(Figure content listings)
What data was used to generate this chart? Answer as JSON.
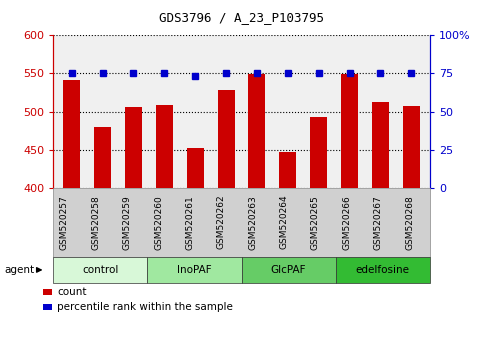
{
  "title": "GDS3796 / A_23_P103795",
  "categories": [
    "GSM520257",
    "GSM520258",
    "GSM520259",
    "GSM520260",
    "GSM520261",
    "GSM520262",
    "GSM520263",
    "GSM520264",
    "GSM520265",
    "GSM520266",
    "GSM520267",
    "GSM520268"
  ],
  "bar_values": [
    541,
    479,
    506,
    509,
    452,
    528,
    549,
    447,
    493,
    549,
    513,
    507
  ],
  "bar_color": "#cc0000",
  "percentile_values": [
    75,
    75,
    75,
    75,
    73,
    75,
    75,
    75,
    75,
    75,
    75,
    75
  ],
  "percentile_color": "#0000cc",
  "ylim_left": [
    400,
    600
  ],
  "ylim_right": [
    0,
    100
  ],
  "yticks_left": [
    400,
    450,
    500,
    550,
    600
  ],
  "yticks_right": [
    0,
    25,
    50,
    75,
    100
  ],
  "ytick_labels_left": [
    "400",
    "450",
    "500",
    "550",
    "600"
  ],
  "ytick_labels_right": [
    "0",
    "25",
    "50",
    "75",
    "100%"
  ],
  "left_tick_color": "#cc0000",
  "right_tick_color": "#0000cc",
  "groups": [
    {
      "label": "control",
      "start": 0,
      "end": 3,
      "color": "#d8f8d8"
    },
    {
      "label": "InoPAF",
      "start": 3,
      "end": 6,
      "color": "#a0e8a0"
    },
    {
      "label": "GlcPAF",
      "start": 6,
      "end": 9,
      "color": "#66cc66"
    },
    {
      "label": "edelfosine",
      "start": 9,
      "end": 12,
      "color": "#33bb33"
    }
  ],
  "agent_label": "agent",
  "legend_count_label": "count",
  "legend_percentile_label": "percentile rank within the sample",
  "bar_width": 0.55,
  "grid_linestyle": ":",
  "grid_color": "#000000",
  "background_color": "#ffffff",
  "plot_bg_color": "#f0f0f0",
  "xtick_bg_color": "#d0d0d0"
}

● TO DO:
Send back the data above word for word, with the pictures left out.

● TASK ANSWER:
What data was used to generate this chart? Answer as JSON.
{
  "title": "GDS3796 / A_23_P103795",
  "categories": [
    "GSM520257",
    "GSM520258",
    "GSM520259",
    "GSM520260",
    "GSM520261",
    "GSM520262",
    "GSM520263",
    "GSM520264",
    "GSM520265",
    "GSM520266",
    "GSM520267",
    "GSM520268"
  ],
  "bar_values": [
    541,
    479,
    506,
    509,
    452,
    528,
    549,
    447,
    493,
    549,
    513,
    507
  ],
  "bar_color": "#cc0000",
  "percentile_values": [
    75,
    75,
    75,
    75,
    73,
    75,
    75,
    75,
    75,
    75,
    75,
    75
  ],
  "percentile_color": "#0000cc",
  "ylim_left": [
    400,
    600
  ],
  "ylim_right": [
    0,
    100
  ],
  "yticks_left": [
    400,
    450,
    500,
    550,
    600
  ],
  "yticks_right": [
    0,
    25,
    50,
    75,
    100
  ],
  "ytick_labels_left": [
    "400",
    "450",
    "500",
    "550",
    "600"
  ],
  "ytick_labels_right": [
    "0",
    "25",
    "50",
    "75",
    "100%"
  ],
  "left_tick_color": "#cc0000",
  "right_tick_color": "#0000cc",
  "groups": [
    {
      "label": "control",
      "start": 0,
      "end": 3,
      "color": "#d8f8d8"
    },
    {
      "label": "InoPAF",
      "start": 3,
      "end": 6,
      "color": "#a0e8a0"
    },
    {
      "label": "GlcPAF",
      "start": 6,
      "end": 9,
      "color": "#66cc66"
    },
    {
      "label": "edelfosine",
      "start": 9,
      "end": 12,
      "color": "#33bb33"
    }
  ],
  "agent_label": "agent",
  "legend_count_label": "count",
  "legend_percentile_label": "percentile rank within the sample",
  "bar_width": 0.55,
  "grid_linestyle": ":",
  "grid_color": "#000000",
  "background_color": "#ffffff",
  "plot_bg_color": "#f0f0f0",
  "xtick_bg_color": "#d0d0d0"
}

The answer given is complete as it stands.